Brief:
Exactly the lines from the one containing "Extract the structured" through the one containing "Output a JSON" are to be returned, please, without any pictures.

Input data:
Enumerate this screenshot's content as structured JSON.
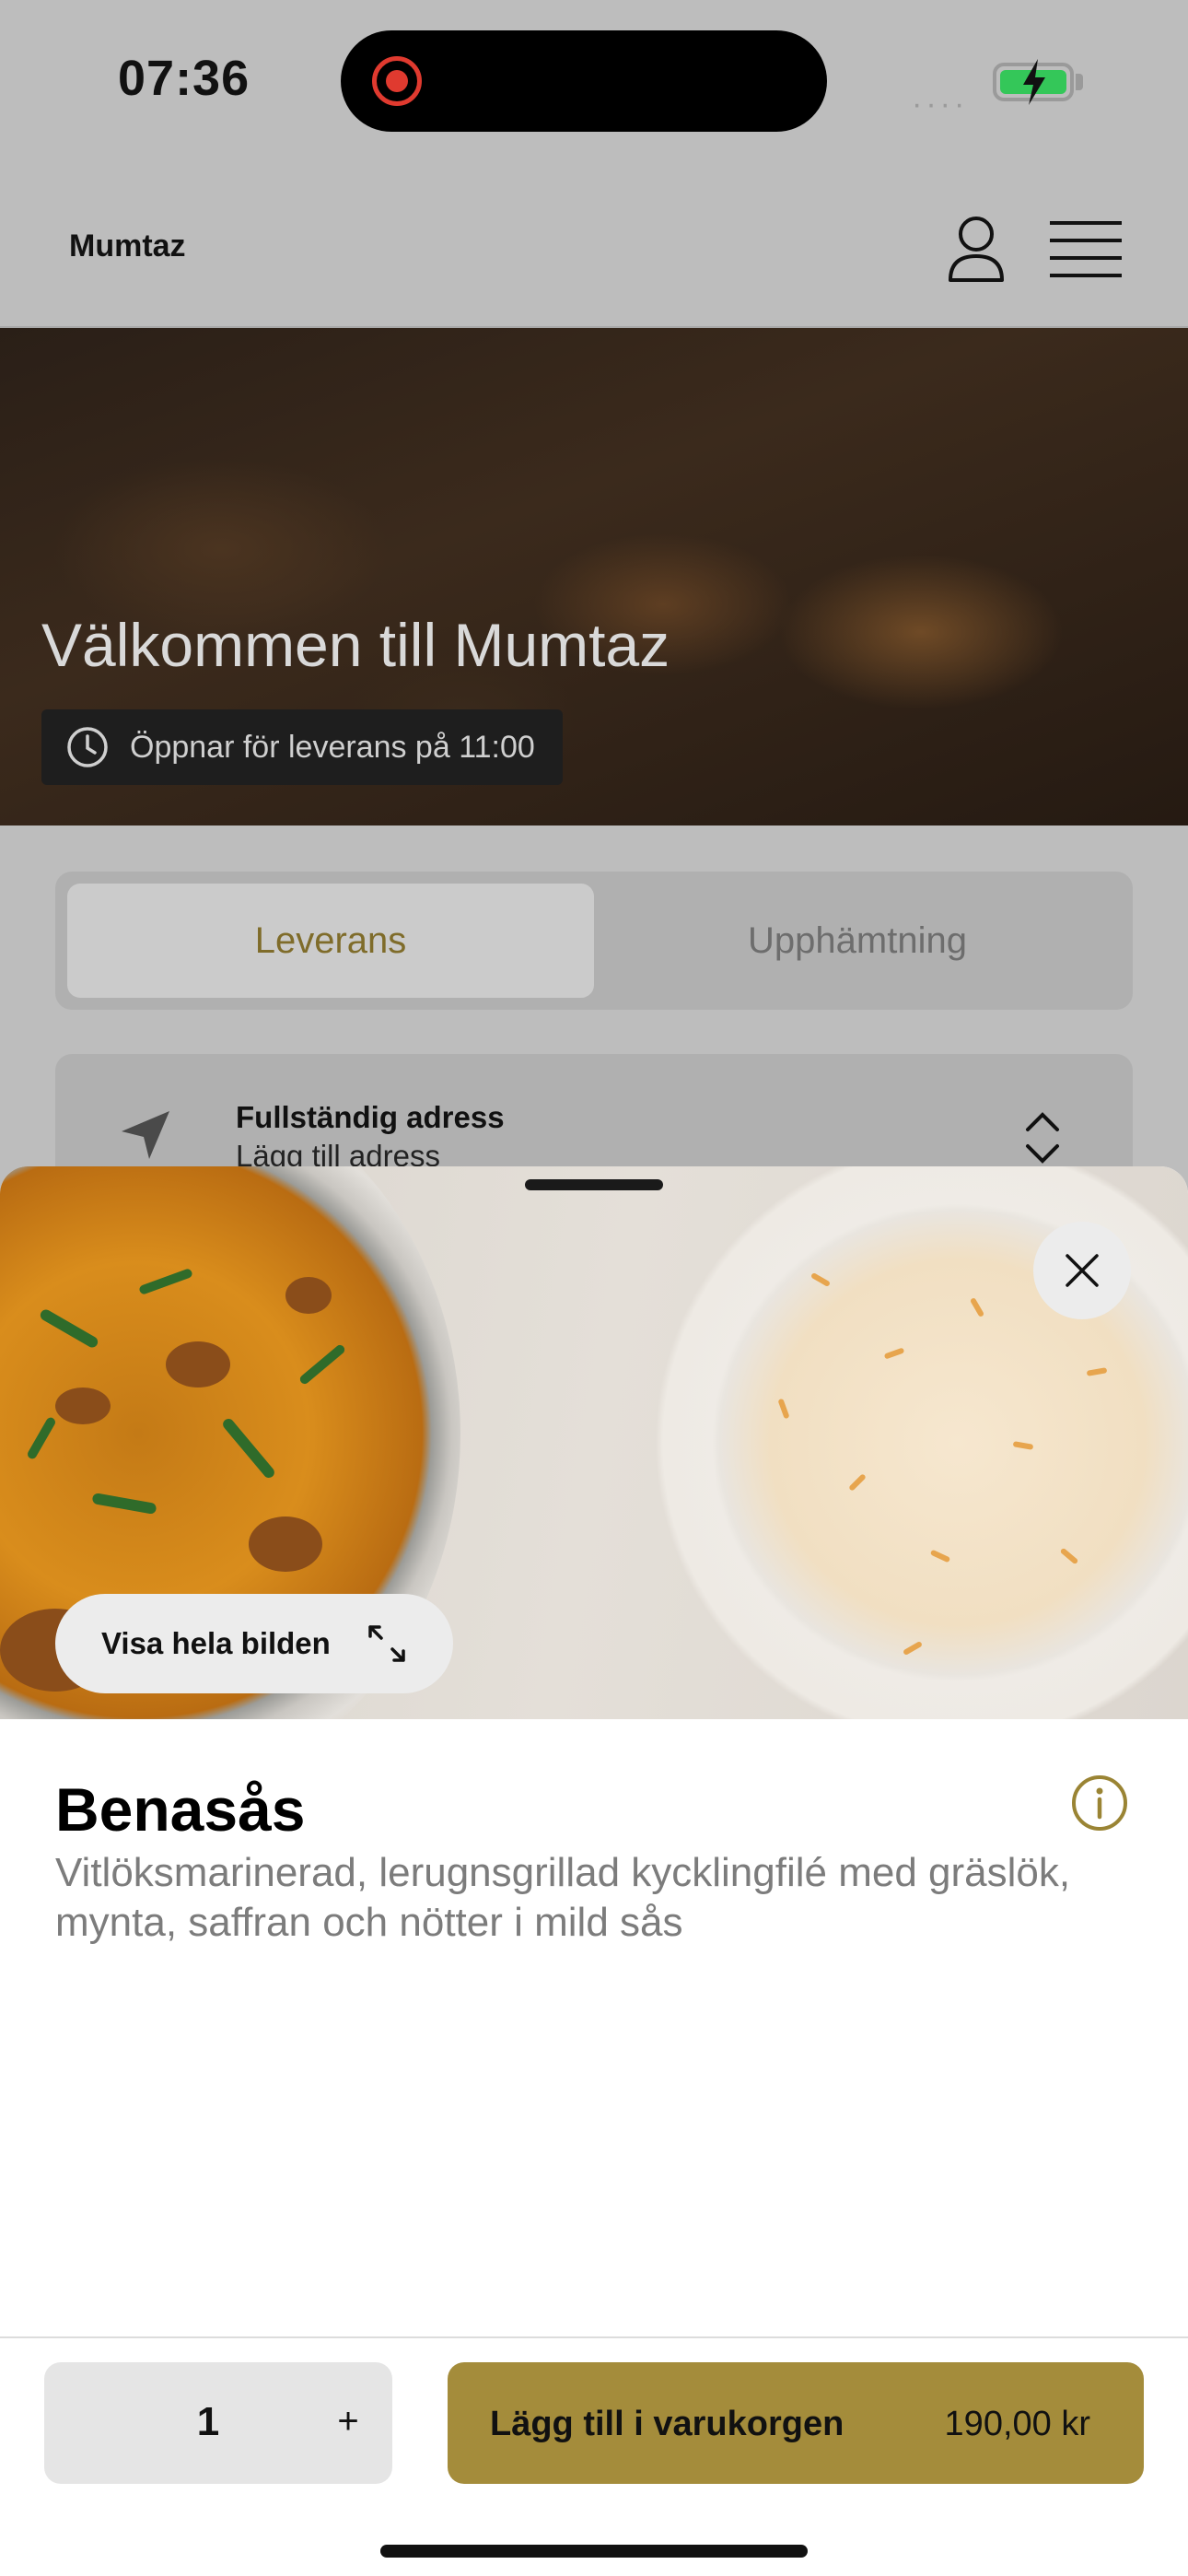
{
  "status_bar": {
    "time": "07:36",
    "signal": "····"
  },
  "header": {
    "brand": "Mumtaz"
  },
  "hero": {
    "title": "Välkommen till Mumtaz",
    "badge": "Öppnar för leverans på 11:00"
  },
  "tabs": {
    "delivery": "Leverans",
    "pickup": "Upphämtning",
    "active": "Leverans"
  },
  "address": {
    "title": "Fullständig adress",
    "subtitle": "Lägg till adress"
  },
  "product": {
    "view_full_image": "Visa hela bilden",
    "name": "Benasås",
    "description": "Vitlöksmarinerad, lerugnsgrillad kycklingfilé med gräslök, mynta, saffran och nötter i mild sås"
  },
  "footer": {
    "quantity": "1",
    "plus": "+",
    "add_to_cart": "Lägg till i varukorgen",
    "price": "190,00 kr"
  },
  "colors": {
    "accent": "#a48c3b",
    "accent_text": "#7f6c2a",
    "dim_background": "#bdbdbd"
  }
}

* * *

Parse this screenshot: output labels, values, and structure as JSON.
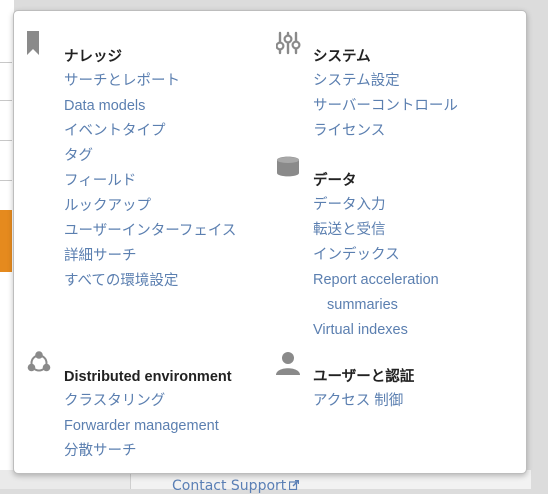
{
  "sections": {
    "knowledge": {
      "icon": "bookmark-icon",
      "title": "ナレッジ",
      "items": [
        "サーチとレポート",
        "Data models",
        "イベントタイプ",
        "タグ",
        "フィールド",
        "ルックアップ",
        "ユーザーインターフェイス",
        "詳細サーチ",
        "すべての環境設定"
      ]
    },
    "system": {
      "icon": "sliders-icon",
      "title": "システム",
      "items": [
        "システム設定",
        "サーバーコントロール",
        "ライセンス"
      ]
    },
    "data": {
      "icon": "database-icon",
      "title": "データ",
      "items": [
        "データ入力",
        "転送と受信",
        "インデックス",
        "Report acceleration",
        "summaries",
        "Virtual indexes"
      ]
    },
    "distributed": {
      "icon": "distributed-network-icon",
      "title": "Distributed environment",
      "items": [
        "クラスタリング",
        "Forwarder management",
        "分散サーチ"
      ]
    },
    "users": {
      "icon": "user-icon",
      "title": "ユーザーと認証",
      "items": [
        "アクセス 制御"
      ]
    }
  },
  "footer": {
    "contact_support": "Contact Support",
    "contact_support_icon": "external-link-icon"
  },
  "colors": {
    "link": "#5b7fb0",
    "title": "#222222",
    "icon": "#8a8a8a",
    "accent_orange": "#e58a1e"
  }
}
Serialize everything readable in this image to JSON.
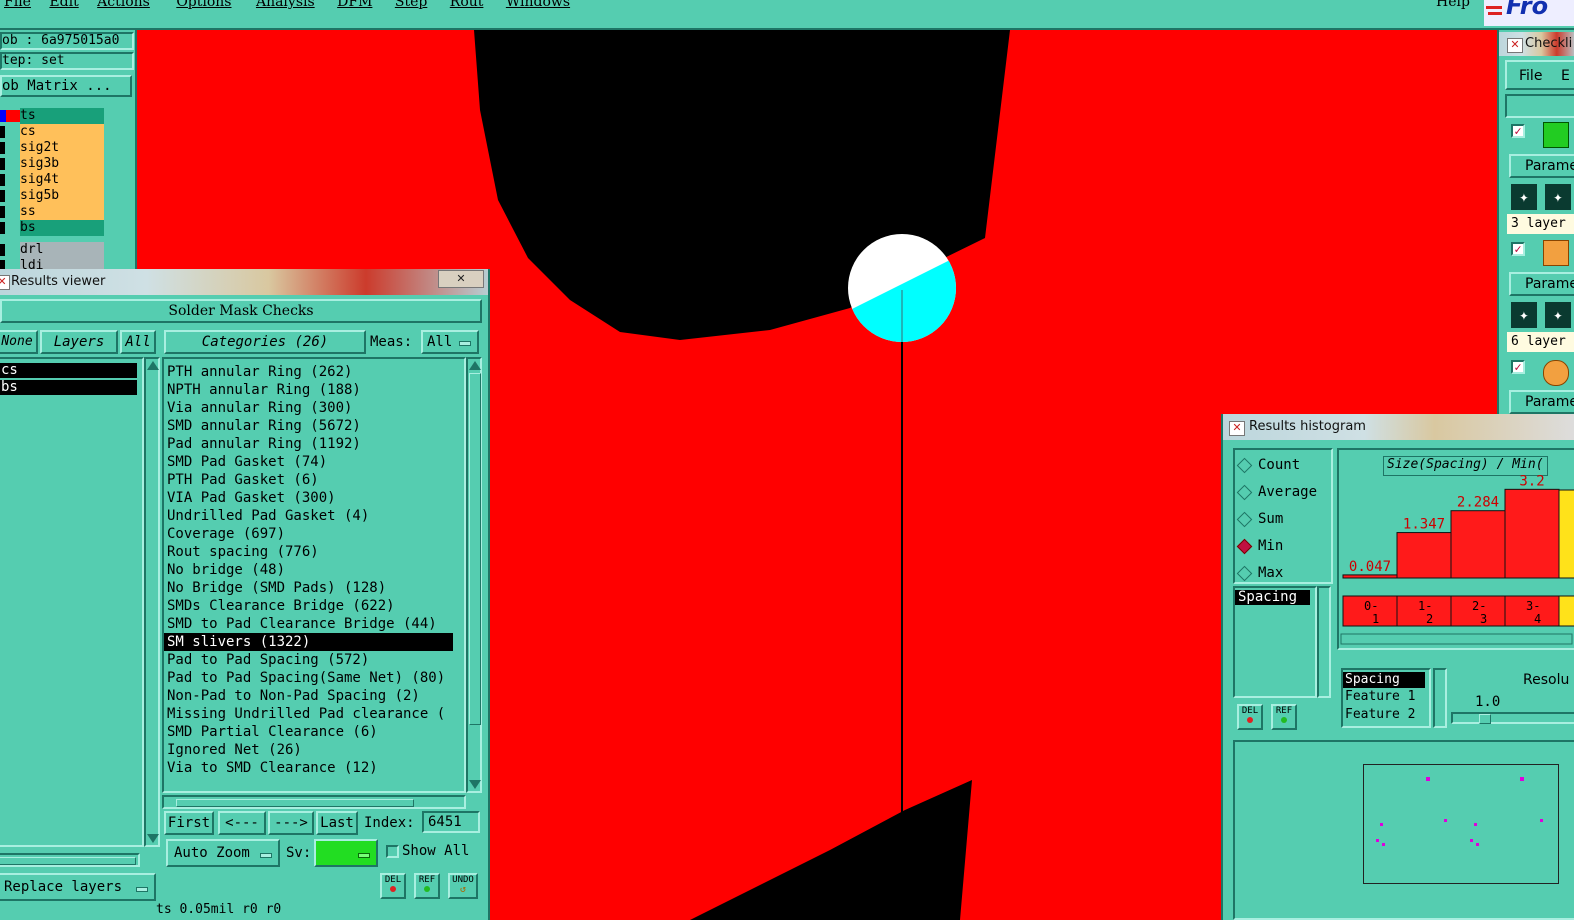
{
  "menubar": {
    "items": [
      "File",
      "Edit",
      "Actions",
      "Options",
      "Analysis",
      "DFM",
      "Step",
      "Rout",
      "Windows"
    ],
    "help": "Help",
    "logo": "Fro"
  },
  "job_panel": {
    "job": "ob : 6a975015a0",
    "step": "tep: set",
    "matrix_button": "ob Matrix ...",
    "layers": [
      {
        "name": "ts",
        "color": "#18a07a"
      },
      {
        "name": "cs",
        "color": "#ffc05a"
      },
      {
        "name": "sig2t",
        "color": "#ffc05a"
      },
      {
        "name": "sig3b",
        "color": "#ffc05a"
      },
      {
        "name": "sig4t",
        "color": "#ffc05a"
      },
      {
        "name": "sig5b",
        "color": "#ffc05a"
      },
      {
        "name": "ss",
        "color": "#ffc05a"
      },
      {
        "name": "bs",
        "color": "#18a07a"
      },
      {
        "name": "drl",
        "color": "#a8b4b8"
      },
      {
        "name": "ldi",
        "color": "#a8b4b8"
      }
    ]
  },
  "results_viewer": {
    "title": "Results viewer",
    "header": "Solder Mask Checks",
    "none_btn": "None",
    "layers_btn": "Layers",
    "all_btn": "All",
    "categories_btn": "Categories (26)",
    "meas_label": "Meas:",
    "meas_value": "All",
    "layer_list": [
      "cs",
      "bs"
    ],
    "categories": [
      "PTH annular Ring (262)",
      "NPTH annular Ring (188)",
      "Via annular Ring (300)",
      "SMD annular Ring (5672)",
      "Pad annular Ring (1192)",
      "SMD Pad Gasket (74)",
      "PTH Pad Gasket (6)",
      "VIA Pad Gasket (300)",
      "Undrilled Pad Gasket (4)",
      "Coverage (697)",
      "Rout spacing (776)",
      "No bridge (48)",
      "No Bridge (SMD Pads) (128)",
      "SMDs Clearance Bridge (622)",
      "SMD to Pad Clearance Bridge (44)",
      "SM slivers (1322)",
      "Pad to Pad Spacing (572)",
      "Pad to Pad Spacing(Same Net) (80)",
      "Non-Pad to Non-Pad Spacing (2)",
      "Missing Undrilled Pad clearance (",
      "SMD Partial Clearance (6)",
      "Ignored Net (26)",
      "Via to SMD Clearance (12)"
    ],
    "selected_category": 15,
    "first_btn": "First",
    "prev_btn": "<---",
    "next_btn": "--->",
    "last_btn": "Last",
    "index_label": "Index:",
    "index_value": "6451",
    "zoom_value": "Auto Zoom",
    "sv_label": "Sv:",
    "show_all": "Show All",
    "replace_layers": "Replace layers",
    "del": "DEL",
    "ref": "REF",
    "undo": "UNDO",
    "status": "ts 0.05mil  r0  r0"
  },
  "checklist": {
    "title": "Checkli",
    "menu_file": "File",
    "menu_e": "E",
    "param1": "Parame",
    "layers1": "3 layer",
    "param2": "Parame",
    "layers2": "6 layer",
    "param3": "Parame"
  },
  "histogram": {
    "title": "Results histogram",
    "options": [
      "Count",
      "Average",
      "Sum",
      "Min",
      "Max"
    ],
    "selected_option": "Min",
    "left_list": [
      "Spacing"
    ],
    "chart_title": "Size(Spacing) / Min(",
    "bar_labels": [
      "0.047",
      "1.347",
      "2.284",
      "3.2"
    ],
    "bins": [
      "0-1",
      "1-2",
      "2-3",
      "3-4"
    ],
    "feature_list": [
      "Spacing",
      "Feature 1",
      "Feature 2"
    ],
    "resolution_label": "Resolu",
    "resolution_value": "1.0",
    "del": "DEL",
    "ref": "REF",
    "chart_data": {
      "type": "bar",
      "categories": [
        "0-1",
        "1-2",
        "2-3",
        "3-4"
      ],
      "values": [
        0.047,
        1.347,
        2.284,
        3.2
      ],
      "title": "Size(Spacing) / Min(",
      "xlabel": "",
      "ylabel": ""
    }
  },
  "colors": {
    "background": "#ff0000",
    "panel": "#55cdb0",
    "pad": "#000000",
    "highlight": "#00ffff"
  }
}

--

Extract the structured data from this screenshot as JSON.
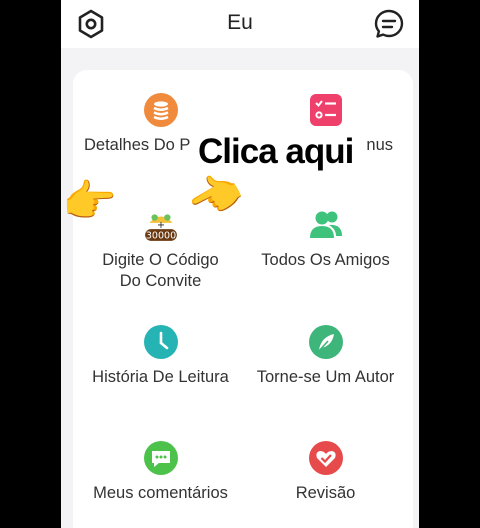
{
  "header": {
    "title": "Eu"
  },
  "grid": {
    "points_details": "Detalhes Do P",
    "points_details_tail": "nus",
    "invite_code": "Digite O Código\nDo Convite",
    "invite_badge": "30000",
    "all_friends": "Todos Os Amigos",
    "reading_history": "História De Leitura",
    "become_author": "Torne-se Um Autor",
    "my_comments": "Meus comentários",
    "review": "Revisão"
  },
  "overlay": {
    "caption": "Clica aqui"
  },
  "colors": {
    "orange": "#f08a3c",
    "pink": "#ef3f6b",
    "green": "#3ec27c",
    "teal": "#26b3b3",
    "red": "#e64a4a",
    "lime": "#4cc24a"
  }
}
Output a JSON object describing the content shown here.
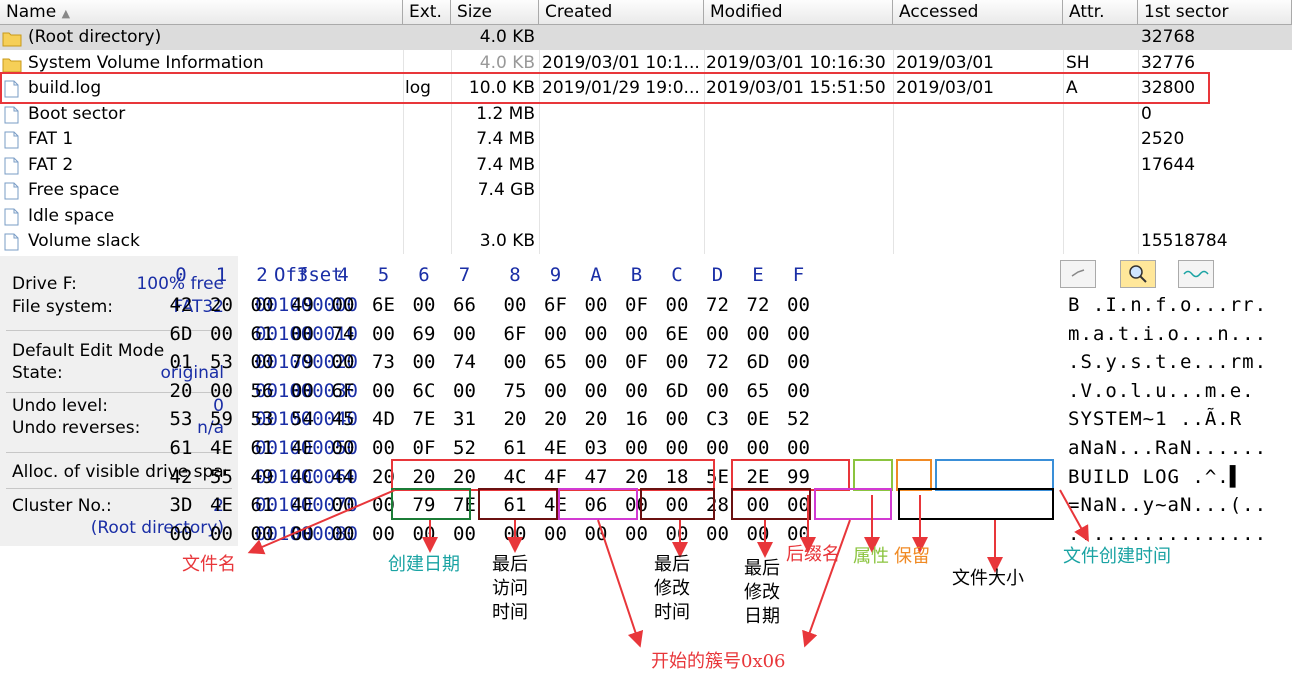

Response to the exercise:
Extract the structured data from this screenshot as JSON.
{
  "header": {
    "title": "Eu"
  },
  "grid": {
    "points_details": "Detalhes Do P",
    "points_details_tail": "nus",
    "invite_code": "Digite O Código\nDo Convite",
    "invite_badge": "30000",
    "all_friends": "Todos Os Amigos",
    "reading_history": "História De Leitura",
    "become_author": "Torne-se Um Autor",
    "my_comments": "Meus comentários",
    "review": "Revisão"
  },
  "overlay": {
    "caption": "Clica aqui"
  },
  "colors": {
    "orange": "#f08a3c",
    "pink": "#ef3f6b",
    "green": "#3ec27c",
    "teal": "#26b3b3",
    "red": "#e64a4a",
    "lime": "#4cc24a"
  }
}
Output a JSON object describing the content shown here.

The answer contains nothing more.